> What is asked: Restate the full set of records exactly, word for word.

[Chart and figure data]

-- begin --

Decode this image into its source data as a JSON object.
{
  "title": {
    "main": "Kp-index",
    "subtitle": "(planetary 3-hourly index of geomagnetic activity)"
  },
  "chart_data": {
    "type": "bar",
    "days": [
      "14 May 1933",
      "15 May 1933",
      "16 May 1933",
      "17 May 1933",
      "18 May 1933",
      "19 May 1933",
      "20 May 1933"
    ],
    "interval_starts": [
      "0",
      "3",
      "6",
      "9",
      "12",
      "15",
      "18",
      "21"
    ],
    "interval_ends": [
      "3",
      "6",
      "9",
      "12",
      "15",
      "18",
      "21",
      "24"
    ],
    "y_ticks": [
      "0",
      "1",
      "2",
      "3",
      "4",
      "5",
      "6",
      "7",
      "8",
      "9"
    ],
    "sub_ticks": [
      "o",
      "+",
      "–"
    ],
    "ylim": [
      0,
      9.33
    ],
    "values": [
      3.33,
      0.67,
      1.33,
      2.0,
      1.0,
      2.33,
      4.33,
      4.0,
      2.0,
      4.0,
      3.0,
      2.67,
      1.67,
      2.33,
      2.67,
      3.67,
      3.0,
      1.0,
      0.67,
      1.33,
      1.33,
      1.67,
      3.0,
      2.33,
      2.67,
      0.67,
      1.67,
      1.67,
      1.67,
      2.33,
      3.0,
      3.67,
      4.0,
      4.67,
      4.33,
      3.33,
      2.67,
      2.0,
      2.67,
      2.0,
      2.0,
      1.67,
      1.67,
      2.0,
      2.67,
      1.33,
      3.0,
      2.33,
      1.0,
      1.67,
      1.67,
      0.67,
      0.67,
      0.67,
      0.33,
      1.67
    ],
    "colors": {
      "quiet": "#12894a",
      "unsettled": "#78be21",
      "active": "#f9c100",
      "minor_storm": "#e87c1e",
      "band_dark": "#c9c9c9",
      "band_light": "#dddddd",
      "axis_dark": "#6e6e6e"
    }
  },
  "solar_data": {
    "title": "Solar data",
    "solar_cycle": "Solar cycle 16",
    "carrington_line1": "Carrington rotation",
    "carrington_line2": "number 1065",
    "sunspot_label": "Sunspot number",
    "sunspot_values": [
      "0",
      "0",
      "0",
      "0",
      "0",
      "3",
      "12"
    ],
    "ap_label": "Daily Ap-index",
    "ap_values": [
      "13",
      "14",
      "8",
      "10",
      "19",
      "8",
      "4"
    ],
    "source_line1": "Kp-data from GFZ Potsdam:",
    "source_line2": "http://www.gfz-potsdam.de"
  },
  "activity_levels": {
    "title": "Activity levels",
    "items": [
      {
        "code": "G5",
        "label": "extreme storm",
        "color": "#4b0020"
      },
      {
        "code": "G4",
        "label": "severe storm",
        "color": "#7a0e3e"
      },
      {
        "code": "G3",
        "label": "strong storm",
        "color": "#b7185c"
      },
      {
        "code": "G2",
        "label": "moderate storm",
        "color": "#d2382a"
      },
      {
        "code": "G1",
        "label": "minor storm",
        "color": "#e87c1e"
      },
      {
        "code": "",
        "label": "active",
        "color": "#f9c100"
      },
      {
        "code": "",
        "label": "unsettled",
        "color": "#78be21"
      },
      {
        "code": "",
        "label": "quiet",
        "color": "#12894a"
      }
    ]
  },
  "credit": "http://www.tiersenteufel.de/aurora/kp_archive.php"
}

-- end --

> Solution to this exercise:
Decode this image into its source data as a JSON object.
{
  "title": {
    "main": "Kp-index",
    "subtitle": "(planetary 3-hourly index of geomagnetic activity)"
  },
  "chart_data": {
    "type": "bar",
    "days": [
      "14 May 1933",
      "15 May 1933",
      "16 May 1933",
      "17 May 1933",
      "18 May 1933",
      "19 May 1933",
      "20 May 1933"
    ],
    "interval_starts": [
      "0",
      "3",
      "6",
      "9",
      "12",
      "15",
      "18",
      "21"
    ],
    "interval_ends": [
      "3",
      "6",
      "9",
      "12",
      "15",
      "18",
      "21",
      "24"
    ],
    "y_ticks": [
      "0",
      "1",
      "2",
      "3",
      "4",
      "5",
      "6",
      "7",
      "8",
      "9"
    ],
    "sub_ticks": [
      "o",
      "+",
      "–"
    ],
    "ylim": [
      0,
      9.33
    ],
    "values": [
      3.33,
      0.67,
      1.33,
      2.0,
      1.0,
      2.33,
      4.33,
      4.0,
      2.0,
      4.0,
      3.0,
      2.67,
      1.67,
      2.33,
      2.67,
      3.67,
      3.0,
      1.0,
      0.67,
      1.33,
      1.33,
      1.67,
      3.0,
      2.33,
      2.67,
      0.67,
      1.67,
      1.67,
      1.67,
      2.33,
      3.0,
      3.67,
      4.0,
      4.67,
      4.33,
      3.33,
      2.67,
      2.0,
      2.67,
      2.0,
      2.0,
      1.67,
      1.67,
      2.0,
      2.67,
      1.33,
      3.0,
      2.33,
      1.0,
      1.67,
      1.67,
      0.67,
      0.67,
      0.67,
      0.33,
      1.67
    ],
    "colors": {
      "quiet": "#12894a",
      "unsettled": "#78be21",
      "active": "#f9c100",
      "minor_storm": "#e87c1e",
      "band_dark": "#c9c9c9",
      "band_light": "#dddddd",
      "axis_dark": "#6e6e6e"
    }
  },
  "solar_data": {
    "title": "Solar data",
    "solar_cycle": "Solar cycle 16",
    "carrington_line1": "Carrington rotation",
    "carrington_line2": "number 1065",
    "sunspot_label": "Sunspot number",
    "sunspot_values": [
      "0",
      "0",
      "0",
      "0",
      "0",
      "3",
      "12"
    ],
    "ap_label": "Daily Ap-index",
    "ap_values": [
      "13",
      "14",
      "8",
      "10",
      "19",
      "8",
      "4"
    ],
    "source_line1": "Kp-data from GFZ Potsdam:",
    "source_line2": "http://www.gfz-potsdam.de"
  },
  "activity_levels": {
    "title": "Activity levels",
    "items": [
      {
        "code": "G5",
        "label": "extreme storm",
        "color": "#4b0020"
      },
      {
        "code": "G4",
        "label": "severe storm",
        "color": "#7a0e3e"
      },
      {
        "code": "G3",
        "label": "strong storm",
        "color": "#b7185c"
      },
      {
        "code": "G2",
        "label": "moderate storm",
        "color": "#d2382a"
      },
      {
        "code": "G1",
        "label": "minor storm",
        "color": "#e87c1e"
      },
      {
        "code": "",
        "label": "active",
        "color": "#f9c100"
      },
      {
        "code": "",
        "label": "unsettled",
        "color": "#78be21"
      },
      {
        "code": "",
        "label": "quiet",
        "color": "#12894a"
      }
    ]
  },
  "credit": "http://www.tiersenteufel.de/aurora/kp_archive.php"
}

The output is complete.